| WHAT THE TASK ASKS |
Begin with the line that contains "Read this page and output its text content." and transcribe each line after it, up to and including the last line of the listing below.

| RECORDS PROVIDED |
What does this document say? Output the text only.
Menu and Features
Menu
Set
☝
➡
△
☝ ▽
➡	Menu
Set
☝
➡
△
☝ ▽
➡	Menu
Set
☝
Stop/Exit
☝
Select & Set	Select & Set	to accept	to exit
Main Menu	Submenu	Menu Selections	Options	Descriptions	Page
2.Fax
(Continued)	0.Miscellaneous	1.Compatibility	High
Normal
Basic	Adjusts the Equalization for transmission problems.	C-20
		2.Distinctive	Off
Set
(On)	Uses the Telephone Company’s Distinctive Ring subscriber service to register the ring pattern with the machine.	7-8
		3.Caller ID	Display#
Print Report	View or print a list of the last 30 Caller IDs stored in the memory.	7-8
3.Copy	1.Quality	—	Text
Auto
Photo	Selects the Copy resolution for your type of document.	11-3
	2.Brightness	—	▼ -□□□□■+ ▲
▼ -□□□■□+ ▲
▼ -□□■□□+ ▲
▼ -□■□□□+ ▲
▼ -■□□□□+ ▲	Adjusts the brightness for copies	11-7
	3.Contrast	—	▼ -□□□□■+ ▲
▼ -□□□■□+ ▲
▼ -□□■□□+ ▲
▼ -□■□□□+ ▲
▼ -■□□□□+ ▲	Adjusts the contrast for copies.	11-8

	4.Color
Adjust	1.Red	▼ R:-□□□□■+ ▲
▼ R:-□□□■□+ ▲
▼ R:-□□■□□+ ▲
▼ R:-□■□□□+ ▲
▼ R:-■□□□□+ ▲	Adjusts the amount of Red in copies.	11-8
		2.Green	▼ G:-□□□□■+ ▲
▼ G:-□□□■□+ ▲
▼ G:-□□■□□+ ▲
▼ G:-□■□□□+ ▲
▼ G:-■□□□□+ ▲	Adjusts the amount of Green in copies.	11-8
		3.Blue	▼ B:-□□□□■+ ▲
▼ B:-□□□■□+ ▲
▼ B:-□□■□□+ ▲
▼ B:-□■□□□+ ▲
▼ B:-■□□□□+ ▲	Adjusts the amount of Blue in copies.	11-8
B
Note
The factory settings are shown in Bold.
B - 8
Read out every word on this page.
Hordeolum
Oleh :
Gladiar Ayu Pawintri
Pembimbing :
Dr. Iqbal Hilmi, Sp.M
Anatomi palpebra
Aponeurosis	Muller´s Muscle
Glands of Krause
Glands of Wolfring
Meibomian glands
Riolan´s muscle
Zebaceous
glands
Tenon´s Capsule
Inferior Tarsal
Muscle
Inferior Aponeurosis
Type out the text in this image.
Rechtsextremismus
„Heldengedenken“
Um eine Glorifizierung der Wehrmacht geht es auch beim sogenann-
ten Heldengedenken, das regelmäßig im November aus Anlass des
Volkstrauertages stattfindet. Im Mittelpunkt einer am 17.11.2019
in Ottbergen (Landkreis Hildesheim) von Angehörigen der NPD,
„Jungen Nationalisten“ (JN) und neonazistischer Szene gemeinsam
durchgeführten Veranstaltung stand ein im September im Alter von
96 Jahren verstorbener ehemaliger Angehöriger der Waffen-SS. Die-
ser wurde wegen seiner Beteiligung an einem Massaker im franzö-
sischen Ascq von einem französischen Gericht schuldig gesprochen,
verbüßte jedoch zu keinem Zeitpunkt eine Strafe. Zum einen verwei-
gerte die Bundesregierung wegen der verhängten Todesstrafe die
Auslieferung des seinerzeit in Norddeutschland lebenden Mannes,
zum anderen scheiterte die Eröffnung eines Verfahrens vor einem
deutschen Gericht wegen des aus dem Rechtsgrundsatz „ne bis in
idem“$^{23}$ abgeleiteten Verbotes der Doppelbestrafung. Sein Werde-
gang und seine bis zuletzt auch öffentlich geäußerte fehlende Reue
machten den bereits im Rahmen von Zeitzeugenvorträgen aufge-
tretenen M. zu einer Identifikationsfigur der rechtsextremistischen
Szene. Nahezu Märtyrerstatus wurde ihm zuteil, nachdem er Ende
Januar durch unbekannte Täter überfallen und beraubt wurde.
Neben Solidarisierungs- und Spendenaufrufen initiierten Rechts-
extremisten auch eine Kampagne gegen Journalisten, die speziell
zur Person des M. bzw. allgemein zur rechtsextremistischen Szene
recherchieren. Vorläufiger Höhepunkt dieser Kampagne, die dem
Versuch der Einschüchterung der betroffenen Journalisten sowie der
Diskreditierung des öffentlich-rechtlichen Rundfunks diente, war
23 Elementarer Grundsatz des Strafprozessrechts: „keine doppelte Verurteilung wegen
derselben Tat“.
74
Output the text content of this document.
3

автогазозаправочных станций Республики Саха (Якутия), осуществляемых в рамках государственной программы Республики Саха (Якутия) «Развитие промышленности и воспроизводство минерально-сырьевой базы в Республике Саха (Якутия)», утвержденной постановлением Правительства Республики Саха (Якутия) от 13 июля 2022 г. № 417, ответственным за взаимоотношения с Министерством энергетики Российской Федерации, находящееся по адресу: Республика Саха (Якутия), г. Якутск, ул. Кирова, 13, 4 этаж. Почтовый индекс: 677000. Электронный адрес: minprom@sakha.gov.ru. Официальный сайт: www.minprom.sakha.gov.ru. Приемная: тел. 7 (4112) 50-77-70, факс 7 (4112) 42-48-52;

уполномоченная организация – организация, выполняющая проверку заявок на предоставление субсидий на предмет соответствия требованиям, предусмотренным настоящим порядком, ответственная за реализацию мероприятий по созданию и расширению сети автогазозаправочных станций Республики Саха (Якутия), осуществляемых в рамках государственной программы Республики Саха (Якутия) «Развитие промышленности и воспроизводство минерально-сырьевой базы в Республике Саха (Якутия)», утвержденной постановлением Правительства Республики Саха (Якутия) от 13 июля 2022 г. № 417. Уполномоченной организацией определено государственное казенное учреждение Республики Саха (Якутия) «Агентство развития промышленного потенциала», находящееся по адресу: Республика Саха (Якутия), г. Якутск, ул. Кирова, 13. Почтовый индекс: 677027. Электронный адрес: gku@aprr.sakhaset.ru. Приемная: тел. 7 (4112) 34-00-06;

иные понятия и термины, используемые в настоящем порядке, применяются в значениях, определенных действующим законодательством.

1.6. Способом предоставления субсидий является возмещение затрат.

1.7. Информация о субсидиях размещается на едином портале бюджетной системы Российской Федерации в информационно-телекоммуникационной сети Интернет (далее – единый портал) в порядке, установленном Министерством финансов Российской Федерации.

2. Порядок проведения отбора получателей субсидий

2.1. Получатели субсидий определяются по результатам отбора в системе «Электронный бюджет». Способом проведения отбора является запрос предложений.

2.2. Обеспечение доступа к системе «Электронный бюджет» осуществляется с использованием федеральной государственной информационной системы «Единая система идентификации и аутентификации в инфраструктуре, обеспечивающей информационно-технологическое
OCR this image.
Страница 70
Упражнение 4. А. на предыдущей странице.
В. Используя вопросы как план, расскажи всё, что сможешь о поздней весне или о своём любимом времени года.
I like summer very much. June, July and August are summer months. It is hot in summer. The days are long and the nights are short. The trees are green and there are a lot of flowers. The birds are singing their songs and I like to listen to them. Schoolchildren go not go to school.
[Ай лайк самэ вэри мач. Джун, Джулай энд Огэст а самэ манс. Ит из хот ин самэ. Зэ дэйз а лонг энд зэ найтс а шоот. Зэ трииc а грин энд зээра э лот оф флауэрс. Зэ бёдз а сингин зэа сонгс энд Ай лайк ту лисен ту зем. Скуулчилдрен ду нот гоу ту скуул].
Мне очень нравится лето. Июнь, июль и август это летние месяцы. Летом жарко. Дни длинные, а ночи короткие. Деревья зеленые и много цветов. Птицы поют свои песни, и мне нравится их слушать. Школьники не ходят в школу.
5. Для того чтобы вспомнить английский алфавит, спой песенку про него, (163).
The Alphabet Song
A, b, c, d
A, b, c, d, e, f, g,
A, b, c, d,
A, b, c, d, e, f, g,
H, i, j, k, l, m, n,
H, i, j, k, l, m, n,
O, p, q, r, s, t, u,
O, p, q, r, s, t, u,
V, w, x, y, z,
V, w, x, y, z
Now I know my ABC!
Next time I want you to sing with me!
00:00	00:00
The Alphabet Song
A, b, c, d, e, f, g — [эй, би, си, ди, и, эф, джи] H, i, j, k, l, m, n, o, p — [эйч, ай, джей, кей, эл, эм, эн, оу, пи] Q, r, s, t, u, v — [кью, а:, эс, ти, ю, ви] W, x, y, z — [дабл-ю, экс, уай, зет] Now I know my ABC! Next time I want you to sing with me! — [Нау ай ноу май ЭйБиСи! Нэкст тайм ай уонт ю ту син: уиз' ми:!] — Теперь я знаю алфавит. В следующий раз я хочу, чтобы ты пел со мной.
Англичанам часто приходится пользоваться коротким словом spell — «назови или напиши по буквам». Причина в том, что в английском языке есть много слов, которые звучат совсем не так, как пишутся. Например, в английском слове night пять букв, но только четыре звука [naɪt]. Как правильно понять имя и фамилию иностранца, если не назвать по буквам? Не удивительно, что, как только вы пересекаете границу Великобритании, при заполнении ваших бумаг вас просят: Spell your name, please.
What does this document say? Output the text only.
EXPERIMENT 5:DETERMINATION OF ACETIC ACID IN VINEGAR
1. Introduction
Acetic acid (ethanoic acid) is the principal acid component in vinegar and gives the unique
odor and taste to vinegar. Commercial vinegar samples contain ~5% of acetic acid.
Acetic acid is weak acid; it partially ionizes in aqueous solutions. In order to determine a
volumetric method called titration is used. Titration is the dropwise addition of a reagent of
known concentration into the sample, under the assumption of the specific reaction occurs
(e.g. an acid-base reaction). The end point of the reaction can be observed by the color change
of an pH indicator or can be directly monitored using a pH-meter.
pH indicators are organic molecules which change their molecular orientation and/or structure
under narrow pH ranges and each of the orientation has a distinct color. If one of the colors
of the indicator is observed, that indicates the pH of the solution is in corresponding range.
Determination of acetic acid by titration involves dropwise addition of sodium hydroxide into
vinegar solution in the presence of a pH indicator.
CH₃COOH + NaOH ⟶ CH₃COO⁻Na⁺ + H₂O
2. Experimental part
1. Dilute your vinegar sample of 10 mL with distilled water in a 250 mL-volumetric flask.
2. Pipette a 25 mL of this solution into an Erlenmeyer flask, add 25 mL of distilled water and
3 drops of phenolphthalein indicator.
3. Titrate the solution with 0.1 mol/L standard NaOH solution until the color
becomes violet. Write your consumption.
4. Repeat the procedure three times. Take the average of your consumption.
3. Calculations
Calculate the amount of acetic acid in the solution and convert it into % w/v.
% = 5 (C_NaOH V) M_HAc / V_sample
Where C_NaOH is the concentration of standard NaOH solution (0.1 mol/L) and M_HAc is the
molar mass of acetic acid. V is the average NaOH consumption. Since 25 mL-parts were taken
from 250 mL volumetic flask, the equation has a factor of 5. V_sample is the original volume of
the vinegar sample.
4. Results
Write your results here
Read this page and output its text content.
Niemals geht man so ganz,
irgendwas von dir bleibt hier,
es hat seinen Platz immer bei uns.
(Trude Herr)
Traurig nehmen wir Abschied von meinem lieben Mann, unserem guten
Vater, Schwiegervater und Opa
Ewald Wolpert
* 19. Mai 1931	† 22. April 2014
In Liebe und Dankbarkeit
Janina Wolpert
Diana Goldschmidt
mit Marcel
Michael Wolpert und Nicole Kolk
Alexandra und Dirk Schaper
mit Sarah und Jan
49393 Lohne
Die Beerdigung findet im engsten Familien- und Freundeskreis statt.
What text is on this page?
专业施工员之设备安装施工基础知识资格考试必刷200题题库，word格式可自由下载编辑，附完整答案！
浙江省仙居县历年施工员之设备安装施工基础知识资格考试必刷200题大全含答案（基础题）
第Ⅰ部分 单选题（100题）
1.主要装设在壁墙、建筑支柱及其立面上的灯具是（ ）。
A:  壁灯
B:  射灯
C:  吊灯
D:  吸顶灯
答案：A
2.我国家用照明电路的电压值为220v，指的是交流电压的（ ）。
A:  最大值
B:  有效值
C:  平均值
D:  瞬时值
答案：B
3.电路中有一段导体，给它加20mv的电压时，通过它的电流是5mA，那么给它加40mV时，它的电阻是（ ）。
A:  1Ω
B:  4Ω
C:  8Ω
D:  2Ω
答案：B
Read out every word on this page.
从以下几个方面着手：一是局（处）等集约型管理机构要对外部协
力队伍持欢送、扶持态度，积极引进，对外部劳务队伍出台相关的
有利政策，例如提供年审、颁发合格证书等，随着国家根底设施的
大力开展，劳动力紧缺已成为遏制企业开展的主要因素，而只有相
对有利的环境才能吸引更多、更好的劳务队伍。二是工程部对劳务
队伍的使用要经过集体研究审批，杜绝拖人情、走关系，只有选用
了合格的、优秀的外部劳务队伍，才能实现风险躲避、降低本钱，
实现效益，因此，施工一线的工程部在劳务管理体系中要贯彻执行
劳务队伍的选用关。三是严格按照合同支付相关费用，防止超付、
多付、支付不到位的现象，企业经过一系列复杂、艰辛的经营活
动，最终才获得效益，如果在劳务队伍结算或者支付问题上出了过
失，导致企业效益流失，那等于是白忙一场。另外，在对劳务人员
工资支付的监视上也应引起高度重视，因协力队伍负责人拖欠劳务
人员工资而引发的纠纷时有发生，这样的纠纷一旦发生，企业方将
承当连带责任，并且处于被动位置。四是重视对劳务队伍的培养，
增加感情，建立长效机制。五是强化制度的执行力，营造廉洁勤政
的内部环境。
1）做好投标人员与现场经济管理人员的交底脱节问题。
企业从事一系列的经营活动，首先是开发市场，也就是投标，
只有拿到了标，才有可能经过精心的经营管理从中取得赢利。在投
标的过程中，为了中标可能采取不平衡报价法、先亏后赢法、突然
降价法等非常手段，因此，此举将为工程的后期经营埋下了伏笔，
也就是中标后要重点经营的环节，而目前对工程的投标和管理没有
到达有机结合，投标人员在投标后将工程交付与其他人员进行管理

| FULL SOLUTION |
Read this page and output its text content.
Niemals geht man so ganz,
irgendwas von dir bleibt hier,
es hat seinen Platz immer bei uns.
(Trude Herr)
Traurig nehmen wir Abschied von meinem lieben Mann, unserem guten
Vater, Schwiegervater und Opa
Ewald Wolpert
* 19. Mai 1931	† 22. April 2014
In Liebe und Dankbarkeit
Janina Wolpert
Diana Goldschmidt
mit Marcel
Michael Wolpert und Nicole Kolk
Alexandra und Dirk Schaper
mit Sarah und Jan
49393 Lohne
Die Beerdigung findet im engsten Familien- und Freundeskreis statt.
What text is on this page?
专业施工员之设备安装施工基础知识资格考试必刷200题题库，word格式可自由下载编辑，附完整答案！
浙江省仙居县历年施工员之设备安装施工基础知识资格考试必刷200题大全含答案（基础题）
第Ⅰ部分 单选题（100题）
1.主要装设在壁墙、建筑支柱及其立面上的灯具是（ ）。
A:  壁灯
B:  射灯
C:  吊灯
D:  吸顶灯
答案：A
2.我国家用照明电路的电压值为220v，指的是交流电压的（ ）。
A:  最大值
B:  有效值
C:  平均值
D:  瞬时值
答案：B
3.电路中有一段导体，给它加20mv的电压时，通过它的电流是5mA，那么给它加40mV时，它的电阻是（ ）。
A:  1Ω
B:  4Ω
C:  8Ω
D:  2Ω
答案：B
Read out every word on this page.
从以下几个方面着手：一是局（处）等集约型管理机构要对外部协
力队伍持欢送、扶持态度，积极引进，对外部劳务队伍出台相关的
有利政策，例如提供年审、颁发合格证书等，随着国家根底设施的
大力开展，劳动力紧缺已成为遏制企业开展的主要因素，而只有相
对有利的环境才能吸引更多、更好的劳务队伍。二是工程部对劳务
队伍的使用要经过集体研究审批，杜绝拖人情、走关系，只有选用
了合格的、优秀的外部劳务队伍，才能实现风险躲避、降低本钱，
实现效益，因此，施工一线的工程部在劳务管理体系中要贯彻执行
劳务队伍的选用关。三是严格按照合同支付相关费用，防止超付、
多付、支付不到位的现象，企业经过一系列复杂、艰辛的经营活
动，最终才获得效益，如果在劳务队伍结算或者支付问题上出了过
失，导致企业效益流失，那等于是白忙一场。另外，在对劳务人员
工资支付的监视上也应引起高度重视，因协力队伍负责人拖欠劳务
人员工资而引发的纠纷时有发生，这样的纠纷一旦发生，企业方将
承当连带责任，并且处于被动位置。四是重视对劳务队伍的培养，
增加感情，建立长效机制。五是强化制度的执行力，营造廉洁勤政
的内部环境。
1）做好投标人员与现场经济管理人员的交底脱节问题。
企业从事一系列的经营活动，首先是开发市场，也就是投标，
只有拿到了标，才有可能经过精心的经营管理从中取得赢利。在投
标的过程中，为了中标可能采取不平衡报价法、先亏后赢法、突然
降价法等非常手段，因此，此举将为工程的后期经营埋下了伏笔，
也就是中标后要重点经营的环节，而目前对工程的投标和管理没有
到达有机结合，投标人员在投标后将工程交付与其他人员进行管理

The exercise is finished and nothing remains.